What's needed is an exact copy of the lines from the one that contains "What data populates" to the end of the data below, leaving the pictures out.

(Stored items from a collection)

------------

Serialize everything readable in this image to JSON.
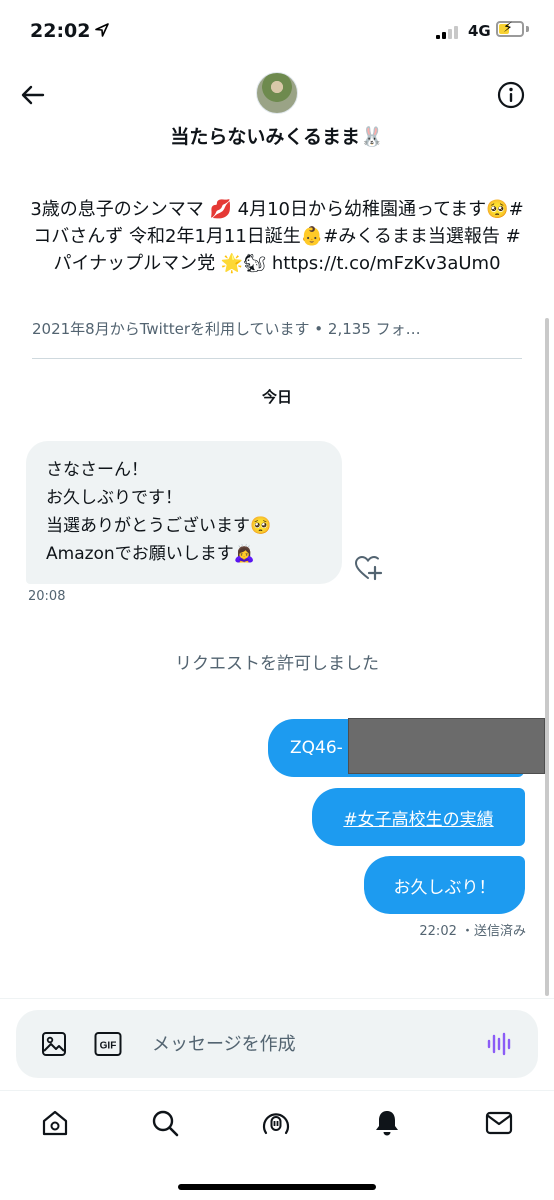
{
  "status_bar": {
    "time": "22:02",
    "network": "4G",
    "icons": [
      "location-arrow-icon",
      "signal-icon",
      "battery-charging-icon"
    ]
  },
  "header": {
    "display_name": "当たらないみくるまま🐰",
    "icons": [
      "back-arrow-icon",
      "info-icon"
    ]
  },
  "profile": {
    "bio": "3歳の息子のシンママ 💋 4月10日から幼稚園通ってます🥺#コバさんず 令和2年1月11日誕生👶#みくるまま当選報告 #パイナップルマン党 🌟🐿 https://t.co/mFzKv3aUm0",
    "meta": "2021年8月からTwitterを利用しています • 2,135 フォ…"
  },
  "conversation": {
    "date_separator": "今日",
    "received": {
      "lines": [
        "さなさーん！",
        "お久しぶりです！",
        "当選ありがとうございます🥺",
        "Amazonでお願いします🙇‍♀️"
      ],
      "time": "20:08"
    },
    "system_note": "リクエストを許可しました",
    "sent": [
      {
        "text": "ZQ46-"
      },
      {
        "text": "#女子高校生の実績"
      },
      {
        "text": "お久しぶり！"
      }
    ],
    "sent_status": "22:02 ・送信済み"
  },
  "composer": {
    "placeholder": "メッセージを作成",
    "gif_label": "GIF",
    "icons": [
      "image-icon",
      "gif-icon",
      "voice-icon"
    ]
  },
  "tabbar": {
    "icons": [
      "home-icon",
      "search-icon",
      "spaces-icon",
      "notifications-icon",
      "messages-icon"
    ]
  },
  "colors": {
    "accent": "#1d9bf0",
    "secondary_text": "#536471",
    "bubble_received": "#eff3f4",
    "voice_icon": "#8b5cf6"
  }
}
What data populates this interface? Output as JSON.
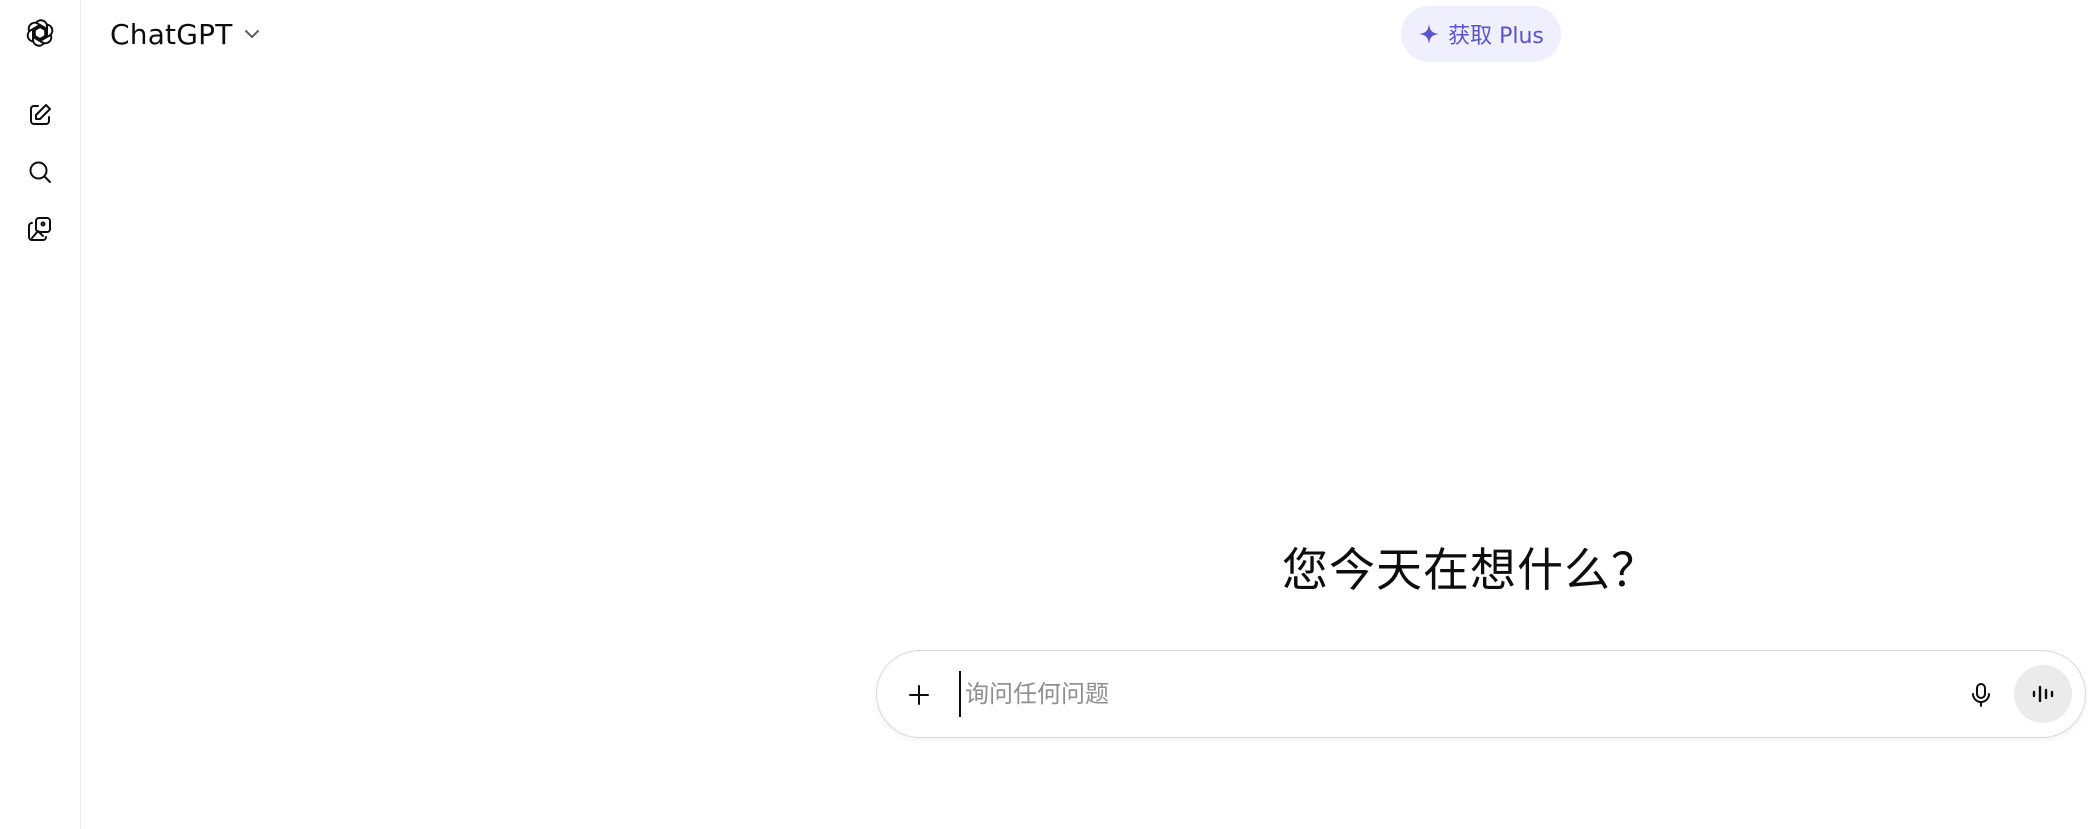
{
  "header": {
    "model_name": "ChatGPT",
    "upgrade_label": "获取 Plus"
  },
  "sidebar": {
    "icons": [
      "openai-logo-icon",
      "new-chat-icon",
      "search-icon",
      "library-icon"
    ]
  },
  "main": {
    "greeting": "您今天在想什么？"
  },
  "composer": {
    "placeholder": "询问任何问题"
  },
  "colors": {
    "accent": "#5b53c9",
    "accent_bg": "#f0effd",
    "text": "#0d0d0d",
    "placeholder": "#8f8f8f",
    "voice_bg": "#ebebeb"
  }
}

------------

Output:
What data populates this interface? Output as JSON.
{
  "header": {
    "model_name": "ChatGPT",
    "upgrade_label": "获取 Plus"
  },
  "sidebar": {
    "icons": [
      "openai-logo-icon",
      "new-chat-icon",
      "search-icon",
      "library-icon"
    ]
  },
  "main": {
    "greeting": "您今天在想什么？"
  },
  "composer": {
    "placeholder": "询问任何问题"
  },
  "colors": {
    "accent": "#5b53c9",
    "accent_bg": "#f0effd",
    "text": "#0d0d0d",
    "placeholder": "#8f8f8f",
    "voice_bg": "#ebebeb"
  }
}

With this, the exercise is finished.